Stored items from a collection
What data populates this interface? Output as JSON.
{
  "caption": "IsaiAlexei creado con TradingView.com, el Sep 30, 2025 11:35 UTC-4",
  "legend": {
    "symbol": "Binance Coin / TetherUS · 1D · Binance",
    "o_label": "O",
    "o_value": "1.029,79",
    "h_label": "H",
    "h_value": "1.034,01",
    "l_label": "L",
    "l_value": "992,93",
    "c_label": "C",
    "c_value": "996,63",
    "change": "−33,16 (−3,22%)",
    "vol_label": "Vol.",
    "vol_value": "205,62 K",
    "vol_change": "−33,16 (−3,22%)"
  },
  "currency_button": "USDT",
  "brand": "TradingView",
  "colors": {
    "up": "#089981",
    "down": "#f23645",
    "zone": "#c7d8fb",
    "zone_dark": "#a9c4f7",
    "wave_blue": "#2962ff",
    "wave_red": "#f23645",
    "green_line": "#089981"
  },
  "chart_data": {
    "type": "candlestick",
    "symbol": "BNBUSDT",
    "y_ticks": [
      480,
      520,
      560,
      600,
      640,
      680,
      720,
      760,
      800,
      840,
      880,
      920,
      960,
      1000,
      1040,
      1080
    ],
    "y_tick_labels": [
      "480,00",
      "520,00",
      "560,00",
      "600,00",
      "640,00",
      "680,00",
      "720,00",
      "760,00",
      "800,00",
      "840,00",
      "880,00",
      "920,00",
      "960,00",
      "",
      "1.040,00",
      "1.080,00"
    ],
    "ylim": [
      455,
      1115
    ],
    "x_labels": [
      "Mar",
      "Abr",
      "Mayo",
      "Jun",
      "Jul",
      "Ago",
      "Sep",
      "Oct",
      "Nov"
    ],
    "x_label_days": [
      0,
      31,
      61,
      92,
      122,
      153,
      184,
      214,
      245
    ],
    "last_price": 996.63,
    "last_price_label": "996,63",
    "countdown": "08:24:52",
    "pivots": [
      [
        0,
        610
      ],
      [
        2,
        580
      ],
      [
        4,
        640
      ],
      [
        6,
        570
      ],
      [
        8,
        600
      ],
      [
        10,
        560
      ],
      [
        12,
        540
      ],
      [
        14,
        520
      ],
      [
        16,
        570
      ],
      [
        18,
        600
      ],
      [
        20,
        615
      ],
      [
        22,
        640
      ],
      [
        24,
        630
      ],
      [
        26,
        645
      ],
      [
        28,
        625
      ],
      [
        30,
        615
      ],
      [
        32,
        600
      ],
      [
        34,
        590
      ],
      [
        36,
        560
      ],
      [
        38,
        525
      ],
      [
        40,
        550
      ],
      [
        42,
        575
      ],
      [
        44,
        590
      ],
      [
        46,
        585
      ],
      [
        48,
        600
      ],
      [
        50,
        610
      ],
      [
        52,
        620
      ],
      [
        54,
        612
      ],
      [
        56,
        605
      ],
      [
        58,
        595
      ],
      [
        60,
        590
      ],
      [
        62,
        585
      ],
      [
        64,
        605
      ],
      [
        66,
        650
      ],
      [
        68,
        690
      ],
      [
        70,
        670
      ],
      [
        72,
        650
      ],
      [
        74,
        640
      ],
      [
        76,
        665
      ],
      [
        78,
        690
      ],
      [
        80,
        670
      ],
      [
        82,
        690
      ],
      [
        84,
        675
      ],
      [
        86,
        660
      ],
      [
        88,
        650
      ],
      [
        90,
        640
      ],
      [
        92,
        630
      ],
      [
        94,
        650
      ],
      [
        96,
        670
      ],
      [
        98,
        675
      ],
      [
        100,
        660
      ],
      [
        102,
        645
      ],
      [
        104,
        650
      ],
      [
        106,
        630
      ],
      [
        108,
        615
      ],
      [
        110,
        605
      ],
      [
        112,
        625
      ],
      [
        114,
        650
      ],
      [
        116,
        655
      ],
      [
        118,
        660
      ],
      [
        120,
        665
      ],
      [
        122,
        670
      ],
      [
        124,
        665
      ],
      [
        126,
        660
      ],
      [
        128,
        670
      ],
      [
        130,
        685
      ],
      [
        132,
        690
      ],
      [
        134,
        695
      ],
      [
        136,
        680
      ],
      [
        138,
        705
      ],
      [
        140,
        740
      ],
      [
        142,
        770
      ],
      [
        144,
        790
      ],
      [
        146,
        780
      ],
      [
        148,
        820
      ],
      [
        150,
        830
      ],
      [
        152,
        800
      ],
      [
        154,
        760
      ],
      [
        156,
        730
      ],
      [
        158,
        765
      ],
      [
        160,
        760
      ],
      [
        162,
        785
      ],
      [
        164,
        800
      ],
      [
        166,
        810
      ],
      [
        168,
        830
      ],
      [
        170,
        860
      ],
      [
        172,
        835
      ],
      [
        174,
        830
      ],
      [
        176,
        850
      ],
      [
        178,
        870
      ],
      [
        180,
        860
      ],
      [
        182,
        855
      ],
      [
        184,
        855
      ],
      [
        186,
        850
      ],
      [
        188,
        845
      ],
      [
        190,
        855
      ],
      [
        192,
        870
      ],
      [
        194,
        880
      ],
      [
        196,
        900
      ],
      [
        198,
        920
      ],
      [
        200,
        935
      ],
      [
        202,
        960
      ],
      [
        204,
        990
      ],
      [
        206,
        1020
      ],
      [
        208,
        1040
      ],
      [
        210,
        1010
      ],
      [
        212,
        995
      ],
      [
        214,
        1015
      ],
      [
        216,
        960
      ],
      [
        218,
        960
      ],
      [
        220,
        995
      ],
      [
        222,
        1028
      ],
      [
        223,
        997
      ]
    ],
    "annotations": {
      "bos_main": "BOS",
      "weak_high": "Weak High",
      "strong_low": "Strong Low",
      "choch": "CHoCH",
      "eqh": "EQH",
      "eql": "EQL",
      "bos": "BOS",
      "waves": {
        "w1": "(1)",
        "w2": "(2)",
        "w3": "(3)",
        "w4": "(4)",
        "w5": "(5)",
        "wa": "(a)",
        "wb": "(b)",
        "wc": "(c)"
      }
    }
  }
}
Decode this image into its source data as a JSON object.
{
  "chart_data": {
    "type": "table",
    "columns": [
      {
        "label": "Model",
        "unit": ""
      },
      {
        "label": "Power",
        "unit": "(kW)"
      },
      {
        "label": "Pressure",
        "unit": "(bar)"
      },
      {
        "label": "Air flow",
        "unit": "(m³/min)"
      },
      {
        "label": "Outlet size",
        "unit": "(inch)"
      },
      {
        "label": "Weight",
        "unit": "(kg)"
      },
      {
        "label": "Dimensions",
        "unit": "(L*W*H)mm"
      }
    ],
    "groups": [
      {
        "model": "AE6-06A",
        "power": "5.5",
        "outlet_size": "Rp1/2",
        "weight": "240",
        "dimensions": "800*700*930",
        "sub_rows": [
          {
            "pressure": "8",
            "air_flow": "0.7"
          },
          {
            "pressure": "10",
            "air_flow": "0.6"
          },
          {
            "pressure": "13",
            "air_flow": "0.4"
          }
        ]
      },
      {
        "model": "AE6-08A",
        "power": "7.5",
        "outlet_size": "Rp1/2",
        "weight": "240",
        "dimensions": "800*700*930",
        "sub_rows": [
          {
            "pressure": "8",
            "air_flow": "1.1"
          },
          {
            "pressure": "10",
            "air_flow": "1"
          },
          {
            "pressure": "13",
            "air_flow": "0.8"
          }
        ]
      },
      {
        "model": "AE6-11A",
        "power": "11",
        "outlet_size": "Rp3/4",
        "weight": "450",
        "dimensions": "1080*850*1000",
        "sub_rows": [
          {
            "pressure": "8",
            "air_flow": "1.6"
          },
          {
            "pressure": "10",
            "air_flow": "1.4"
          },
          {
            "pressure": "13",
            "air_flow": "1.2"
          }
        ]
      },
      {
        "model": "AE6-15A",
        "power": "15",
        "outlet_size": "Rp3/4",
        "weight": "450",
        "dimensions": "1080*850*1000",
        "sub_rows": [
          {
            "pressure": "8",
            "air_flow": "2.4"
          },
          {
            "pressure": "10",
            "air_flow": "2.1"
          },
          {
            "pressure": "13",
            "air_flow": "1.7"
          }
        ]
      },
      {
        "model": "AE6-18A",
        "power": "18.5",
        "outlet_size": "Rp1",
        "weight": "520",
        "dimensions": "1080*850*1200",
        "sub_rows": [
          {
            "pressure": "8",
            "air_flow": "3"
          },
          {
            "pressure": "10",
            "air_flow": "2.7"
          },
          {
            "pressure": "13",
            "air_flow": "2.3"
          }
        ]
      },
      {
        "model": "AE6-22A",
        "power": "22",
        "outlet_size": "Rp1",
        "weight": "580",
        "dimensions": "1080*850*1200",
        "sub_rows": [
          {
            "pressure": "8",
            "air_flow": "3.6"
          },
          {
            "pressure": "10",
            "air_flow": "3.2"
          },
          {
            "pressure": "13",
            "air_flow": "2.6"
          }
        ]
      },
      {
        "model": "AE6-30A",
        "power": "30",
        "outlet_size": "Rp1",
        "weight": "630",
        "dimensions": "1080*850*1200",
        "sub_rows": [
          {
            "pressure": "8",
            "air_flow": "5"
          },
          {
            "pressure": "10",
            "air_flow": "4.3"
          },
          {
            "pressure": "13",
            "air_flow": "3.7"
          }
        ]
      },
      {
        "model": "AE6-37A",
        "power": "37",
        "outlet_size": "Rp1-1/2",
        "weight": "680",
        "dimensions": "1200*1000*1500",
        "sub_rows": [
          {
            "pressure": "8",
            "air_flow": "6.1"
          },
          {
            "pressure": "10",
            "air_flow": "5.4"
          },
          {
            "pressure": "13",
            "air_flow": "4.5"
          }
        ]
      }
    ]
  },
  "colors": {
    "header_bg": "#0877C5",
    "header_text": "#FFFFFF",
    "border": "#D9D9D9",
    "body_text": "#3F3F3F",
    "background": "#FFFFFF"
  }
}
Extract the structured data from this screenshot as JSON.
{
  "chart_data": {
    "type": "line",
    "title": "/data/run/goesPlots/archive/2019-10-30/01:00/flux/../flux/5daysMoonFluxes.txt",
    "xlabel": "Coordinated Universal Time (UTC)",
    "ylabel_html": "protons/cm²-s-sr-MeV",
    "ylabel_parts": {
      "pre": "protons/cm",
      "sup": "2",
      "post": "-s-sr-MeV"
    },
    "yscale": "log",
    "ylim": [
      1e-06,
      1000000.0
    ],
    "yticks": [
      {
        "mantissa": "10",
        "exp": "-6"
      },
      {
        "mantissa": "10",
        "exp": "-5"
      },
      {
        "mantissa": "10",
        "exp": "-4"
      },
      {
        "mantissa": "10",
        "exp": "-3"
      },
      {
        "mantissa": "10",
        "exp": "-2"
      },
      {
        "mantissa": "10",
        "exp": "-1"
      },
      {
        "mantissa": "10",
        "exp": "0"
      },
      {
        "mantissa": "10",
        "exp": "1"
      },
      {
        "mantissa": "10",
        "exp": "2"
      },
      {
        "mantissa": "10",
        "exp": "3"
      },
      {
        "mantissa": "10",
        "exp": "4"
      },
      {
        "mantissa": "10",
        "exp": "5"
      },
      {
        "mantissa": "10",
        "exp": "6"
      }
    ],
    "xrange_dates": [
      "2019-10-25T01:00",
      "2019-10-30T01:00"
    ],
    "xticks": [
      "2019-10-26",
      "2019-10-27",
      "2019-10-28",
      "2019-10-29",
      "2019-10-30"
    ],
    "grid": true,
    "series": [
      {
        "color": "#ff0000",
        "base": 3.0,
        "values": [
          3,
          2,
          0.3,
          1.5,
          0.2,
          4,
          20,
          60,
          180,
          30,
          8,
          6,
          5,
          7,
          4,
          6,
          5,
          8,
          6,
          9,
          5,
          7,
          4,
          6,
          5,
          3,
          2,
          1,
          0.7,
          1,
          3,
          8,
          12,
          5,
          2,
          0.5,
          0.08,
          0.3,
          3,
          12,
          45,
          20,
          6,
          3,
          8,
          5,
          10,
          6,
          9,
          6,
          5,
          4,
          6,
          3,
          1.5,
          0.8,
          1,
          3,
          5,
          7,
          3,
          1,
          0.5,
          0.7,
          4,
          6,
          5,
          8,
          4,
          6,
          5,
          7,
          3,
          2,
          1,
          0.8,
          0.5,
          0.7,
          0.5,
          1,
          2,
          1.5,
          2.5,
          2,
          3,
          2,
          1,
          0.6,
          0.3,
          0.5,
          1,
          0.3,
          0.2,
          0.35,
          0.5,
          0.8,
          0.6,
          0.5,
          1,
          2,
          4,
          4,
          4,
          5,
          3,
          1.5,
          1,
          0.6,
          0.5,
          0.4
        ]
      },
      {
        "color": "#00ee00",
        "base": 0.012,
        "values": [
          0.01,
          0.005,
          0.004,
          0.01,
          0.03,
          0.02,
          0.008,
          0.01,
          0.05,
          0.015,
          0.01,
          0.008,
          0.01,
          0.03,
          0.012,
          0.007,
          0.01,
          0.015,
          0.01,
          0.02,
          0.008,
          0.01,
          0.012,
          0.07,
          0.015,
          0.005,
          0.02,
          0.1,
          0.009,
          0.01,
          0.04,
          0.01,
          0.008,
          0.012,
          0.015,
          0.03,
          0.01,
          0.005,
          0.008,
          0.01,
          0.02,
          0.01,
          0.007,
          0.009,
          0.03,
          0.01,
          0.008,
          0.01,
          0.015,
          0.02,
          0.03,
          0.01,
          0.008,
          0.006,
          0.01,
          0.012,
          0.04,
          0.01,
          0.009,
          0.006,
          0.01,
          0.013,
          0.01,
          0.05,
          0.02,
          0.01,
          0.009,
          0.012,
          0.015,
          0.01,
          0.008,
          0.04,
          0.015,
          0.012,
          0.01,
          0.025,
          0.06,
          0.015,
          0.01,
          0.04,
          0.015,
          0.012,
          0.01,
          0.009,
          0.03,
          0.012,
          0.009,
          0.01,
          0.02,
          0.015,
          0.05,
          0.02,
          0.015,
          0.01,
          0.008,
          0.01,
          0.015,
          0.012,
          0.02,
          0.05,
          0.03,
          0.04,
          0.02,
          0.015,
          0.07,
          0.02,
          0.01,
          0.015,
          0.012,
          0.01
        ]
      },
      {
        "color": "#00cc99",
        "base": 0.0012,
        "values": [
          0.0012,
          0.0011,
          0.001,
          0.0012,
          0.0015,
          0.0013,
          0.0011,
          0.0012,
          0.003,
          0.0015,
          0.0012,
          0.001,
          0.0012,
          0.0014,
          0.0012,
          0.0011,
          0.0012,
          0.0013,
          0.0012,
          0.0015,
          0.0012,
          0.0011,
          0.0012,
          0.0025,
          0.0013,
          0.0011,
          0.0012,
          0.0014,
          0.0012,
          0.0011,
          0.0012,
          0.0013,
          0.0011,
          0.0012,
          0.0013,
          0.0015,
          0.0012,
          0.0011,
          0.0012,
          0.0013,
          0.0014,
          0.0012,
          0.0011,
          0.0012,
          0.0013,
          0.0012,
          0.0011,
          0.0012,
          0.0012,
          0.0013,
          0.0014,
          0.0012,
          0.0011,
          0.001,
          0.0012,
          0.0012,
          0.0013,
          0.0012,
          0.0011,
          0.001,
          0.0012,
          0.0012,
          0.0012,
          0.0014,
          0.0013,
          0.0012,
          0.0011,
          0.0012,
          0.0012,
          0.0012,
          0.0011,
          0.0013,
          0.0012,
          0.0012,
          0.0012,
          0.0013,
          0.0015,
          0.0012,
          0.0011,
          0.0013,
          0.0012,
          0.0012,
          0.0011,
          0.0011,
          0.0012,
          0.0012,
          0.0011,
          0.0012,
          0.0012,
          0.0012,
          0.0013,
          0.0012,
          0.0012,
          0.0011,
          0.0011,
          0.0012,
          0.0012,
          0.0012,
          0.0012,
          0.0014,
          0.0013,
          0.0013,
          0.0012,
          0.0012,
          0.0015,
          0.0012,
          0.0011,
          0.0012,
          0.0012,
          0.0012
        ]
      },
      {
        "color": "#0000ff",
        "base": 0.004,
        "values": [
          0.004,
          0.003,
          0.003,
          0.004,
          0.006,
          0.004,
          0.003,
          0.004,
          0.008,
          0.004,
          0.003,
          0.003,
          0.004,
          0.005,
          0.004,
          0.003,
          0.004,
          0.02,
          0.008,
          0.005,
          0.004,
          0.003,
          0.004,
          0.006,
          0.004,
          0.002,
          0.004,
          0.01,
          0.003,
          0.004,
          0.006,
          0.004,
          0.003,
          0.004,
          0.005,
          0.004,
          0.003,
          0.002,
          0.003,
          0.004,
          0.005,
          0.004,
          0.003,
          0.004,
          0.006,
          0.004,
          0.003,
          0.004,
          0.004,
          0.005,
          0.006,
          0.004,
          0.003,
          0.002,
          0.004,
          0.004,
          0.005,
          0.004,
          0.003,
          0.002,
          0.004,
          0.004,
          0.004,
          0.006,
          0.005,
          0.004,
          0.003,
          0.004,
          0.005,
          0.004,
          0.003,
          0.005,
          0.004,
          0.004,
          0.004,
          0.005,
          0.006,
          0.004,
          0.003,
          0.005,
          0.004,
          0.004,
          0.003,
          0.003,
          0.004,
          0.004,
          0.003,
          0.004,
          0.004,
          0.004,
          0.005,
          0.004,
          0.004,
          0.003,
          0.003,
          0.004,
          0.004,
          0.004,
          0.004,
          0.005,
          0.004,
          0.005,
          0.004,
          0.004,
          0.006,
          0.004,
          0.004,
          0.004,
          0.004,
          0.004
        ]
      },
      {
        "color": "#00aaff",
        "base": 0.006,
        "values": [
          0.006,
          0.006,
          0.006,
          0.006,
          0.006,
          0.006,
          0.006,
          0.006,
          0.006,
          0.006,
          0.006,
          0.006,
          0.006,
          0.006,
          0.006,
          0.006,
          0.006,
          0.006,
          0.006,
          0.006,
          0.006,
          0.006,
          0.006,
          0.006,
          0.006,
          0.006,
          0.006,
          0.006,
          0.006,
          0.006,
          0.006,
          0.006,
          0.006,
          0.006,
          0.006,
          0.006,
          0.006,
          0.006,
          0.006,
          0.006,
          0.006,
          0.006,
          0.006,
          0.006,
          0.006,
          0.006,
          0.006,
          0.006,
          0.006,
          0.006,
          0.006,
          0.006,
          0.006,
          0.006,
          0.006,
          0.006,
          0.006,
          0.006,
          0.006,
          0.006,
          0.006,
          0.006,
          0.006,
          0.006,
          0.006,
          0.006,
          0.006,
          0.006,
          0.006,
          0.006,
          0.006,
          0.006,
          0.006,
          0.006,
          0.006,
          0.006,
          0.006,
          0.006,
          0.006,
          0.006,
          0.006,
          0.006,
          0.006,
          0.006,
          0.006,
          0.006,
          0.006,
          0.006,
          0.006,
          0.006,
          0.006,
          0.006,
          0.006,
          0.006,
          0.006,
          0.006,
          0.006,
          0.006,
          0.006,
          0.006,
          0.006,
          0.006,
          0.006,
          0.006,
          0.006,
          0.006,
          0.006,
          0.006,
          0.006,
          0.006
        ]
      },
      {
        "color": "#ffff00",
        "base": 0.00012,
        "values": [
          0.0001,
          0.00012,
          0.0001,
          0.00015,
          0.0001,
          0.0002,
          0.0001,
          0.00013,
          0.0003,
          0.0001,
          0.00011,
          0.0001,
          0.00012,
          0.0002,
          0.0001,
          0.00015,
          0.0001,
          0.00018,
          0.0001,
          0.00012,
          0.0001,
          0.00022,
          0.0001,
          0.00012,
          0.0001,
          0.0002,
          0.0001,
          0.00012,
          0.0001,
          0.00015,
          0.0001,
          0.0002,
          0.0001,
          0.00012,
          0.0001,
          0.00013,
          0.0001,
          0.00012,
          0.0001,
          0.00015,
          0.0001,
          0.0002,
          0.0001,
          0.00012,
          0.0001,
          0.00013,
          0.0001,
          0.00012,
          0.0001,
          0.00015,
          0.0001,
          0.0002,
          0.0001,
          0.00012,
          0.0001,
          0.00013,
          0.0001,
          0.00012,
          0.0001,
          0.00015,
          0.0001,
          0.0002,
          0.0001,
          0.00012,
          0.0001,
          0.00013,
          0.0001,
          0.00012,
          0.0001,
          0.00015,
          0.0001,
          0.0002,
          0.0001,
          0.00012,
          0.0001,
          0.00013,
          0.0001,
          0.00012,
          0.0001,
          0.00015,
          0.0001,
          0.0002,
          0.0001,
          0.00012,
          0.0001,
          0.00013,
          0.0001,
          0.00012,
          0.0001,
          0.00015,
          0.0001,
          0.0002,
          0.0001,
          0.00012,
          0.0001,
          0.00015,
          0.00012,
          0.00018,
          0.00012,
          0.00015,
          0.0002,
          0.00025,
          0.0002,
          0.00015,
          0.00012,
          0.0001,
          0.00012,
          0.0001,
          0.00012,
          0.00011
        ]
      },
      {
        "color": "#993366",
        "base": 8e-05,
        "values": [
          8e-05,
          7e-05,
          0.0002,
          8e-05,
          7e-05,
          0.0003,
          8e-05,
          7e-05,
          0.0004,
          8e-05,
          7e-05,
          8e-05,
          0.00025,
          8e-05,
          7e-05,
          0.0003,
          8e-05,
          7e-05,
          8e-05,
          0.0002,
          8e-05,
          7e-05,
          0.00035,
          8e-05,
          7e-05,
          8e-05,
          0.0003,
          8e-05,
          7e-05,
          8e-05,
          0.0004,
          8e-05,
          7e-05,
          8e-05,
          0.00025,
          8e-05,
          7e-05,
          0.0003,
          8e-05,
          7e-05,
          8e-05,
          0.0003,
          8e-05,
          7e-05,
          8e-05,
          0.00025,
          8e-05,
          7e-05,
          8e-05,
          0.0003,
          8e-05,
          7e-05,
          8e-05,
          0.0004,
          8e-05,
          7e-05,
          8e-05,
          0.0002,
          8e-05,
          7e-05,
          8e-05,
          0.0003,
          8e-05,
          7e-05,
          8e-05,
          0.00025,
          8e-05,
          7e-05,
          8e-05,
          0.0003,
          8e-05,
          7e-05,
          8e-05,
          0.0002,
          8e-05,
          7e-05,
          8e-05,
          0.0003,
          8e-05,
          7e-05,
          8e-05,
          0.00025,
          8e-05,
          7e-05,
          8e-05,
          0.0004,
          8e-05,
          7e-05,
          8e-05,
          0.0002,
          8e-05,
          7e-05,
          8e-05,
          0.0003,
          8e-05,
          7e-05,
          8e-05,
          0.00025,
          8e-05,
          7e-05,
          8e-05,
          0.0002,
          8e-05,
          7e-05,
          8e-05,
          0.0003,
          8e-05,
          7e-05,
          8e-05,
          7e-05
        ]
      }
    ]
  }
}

◆ TASK GOAL
State only the count of lines above that hold the string "this".

◆ EXERCISE OUTPUT
3